• _WORK INSTRUCTIONS_
Provide the records once more, identical to the original.

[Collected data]
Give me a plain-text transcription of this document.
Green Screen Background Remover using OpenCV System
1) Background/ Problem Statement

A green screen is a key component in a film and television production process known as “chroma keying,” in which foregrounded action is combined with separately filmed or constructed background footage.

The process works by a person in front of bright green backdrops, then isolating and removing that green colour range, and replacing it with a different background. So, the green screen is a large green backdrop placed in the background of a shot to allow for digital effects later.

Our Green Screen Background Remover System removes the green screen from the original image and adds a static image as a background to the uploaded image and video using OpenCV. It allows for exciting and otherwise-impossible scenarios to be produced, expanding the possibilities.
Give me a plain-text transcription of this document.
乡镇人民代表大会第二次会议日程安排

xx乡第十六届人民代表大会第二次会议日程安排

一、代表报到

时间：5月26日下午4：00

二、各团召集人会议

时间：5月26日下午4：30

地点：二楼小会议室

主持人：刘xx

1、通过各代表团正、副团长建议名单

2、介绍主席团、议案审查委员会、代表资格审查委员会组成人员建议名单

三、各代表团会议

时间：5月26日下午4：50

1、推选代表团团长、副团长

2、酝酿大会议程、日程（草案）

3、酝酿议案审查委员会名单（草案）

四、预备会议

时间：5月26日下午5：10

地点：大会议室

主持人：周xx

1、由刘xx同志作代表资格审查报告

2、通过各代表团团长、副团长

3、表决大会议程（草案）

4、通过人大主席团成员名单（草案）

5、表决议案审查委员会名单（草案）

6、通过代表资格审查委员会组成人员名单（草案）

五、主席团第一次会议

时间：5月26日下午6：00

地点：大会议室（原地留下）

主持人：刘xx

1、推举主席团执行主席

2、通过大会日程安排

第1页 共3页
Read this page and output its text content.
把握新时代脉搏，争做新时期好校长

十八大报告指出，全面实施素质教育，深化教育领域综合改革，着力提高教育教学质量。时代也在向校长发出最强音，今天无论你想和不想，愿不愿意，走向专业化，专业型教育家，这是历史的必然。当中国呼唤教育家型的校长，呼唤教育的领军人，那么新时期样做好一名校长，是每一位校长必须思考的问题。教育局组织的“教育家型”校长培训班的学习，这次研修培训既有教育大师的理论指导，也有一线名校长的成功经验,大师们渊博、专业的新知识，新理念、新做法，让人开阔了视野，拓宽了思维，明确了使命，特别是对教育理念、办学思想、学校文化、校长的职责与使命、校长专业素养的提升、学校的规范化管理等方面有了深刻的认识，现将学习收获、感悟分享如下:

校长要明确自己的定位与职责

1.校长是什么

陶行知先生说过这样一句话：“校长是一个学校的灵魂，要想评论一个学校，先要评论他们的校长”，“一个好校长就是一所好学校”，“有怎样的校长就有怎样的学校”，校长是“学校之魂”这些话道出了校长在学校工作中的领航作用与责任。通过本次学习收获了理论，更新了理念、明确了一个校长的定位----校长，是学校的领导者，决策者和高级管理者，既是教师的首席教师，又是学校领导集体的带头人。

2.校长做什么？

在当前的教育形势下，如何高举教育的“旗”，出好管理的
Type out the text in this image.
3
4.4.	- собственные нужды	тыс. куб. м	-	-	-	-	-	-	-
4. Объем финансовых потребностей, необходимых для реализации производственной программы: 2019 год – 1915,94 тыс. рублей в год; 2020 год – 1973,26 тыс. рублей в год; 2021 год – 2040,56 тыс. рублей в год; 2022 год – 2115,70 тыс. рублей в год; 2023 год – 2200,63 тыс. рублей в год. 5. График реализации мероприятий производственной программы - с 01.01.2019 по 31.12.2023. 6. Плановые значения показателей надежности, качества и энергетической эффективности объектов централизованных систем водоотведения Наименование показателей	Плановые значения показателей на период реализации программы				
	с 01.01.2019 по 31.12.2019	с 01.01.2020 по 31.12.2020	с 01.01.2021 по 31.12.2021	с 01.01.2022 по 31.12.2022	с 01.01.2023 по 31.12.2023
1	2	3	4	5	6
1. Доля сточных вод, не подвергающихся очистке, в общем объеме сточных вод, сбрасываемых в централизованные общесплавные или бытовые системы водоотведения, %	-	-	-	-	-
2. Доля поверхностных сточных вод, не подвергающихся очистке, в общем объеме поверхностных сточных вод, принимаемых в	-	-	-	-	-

• _WRITTEN RESPONSE_
Give me a plain-text transcription of this document.
Green Screen Background Remover using OpenCV System
1) Background/ Problem Statement

A green screen is a key component in a film and television production process known as “chroma keying,” in which foregrounded action is combined with separately filmed or constructed background footage.

The process works by a person in front of bright green backdrops, then isolating and removing that green colour range, and replacing it with a different background. So, the green screen is a large green backdrop placed in the background of a shot to allow for digital effects later.

Our Green Screen Background Remover System removes the green screen from the original image and adds a static image as a background to the uploaded image and video using OpenCV. It allows for exciting and otherwise-impossible scenarios to be produced, expanding the possibilities.
Give me a plain-text transcription of this document.
乡镇人民代表大会第二次会议日程安排

xx乡第十六届人民代表大会第二次会议日程安排

一、代表报到

时间：5月26日下午4：00

二、各团召集人会议

时间：5月26日下午4：30

地点：二楼小会议室

主持人：刘xx

1、通过各代表团正、副团长建议名单

2、介绍主席团、议案审查委员会、代表资格审查委员会组成人员建议名单

三、各代表团会议

时间：5月26日下午4：50

1、推选代表团团长、副团长

2、酝酿大会议程、日程（草案）

3、酝酿议案审查委员会名单（草案）

四、预备会议

时间：5月26日下午5：10

地点：大会议室

主持人：周xx

1、由刘xx同志作代表资格审查报告

2、通过各代表团团长、副团长

3、表决大会议程（草案）

4、通过人大主席团成员名单（草案）

5、表决议案审查委员会名单（草案）

6、通过代表资格审查委员会组成人员名单（草案）

五、主席团第一次会议

时间：5月26日下午6：00

地点：大会议室（原地留下）

主持人：刘xx

1、推举主席团执行主席

2、通过大会日程安排

第1页 共3页
Read this page and output its text content.
把握新时代脉搏，争做新时期好校长

十八大报告指出，全面实施素质教育，深化教育领域综合改革，着力提高教育教学质量。时代也在向校长发出最强音，今天无论你想和不想，愿不愿意，走向专业化，专业型教育家，这是历史的必然。当中国呼唤教育家型的校长，呼唤教育的领军人，那么新时期样做好一名校长，是每一位校长必须思考的问题。教育局组织的“教育家型”校长培训班的学习，这次研修培训既有教育大师的理论指导，也有一线名校长的成功经验,大师们渊博、专业的新知识，新理念、新做法，让人开阔了视野，拓宽了思维，明确了使命，特别是对教育理念、办学思想、学校文化、校长的职责与使命、校长专业素养的提升、学校的规范化管理等方面有了深刻的认识，现将学习收获、感悟分享如下:

校长要明确自己的定位与职责

1.校长是什么

陶行知先生说过这样一句话：“校长是一个学校的灵魂，要想评论一个学校，先要评论他们的校长”，“一个好校长就是一所好学校”，“有怎样的校长就有怎样的学校”，校长是“学校之魂”这些话道出了校长在学校工作中的领航作用与责任。通过本次学习收获了理论，更新了理念、明确了一个校长的定位----校长，是学校的领导者，决策者和高级管理者，既是教师的首席教师，又是学校领导集体的带头人。

2.校长做什么？

在当前的教育形势下，如何高举教育的“旗”，出好管理的
Type out the text in this image.
3
4.4.	- собственные нужды	тыс. куб. м	-	-	-	-	-	-	-
4. Объем финансовых потребностей, необходимых для реализации производственной программы: 2019 год – 1915,94 тыс. рублей в год; 2020 год – 1973,26 тыс. рублей в год; 2021 год – 2040,56 тыс. рублей в год; 2022 год – 2115,70 тыс. рублей в год; 2023 год – 2200,63 тыс. рублей в год. 5. График реализации мероприятий производственной программы - с 01.01.2019 по 31.12.2023. 6. Плановые значения показателей надежности, качества и энергетической эффективности объектов централизованных систем водоотведения Наименование показателей	Плановые значения показателей на период реализации программы				
	с 01.01.2019 по 31.12.2019	с 01.01.2020 по 31.12.2020	с 01.01.2021 по 31.12.2021	с 01.01.2022 по 31.12.2022	с 01.01.2023 по 31.12.2023
1	2	3	4	5	6
1. Доля сточных вод, не подвергающихся очистке, в общем объеме сточных вод, сбрасываемых в централизованные общесплавные или бытовые системы водоотведения, %	-	-	-	-	-
2. Доля поверхностных сточных вод, не подвергающихся очистке, в общем объеме поверхностных сточных вод, принимаемых в	-	-	-	-	-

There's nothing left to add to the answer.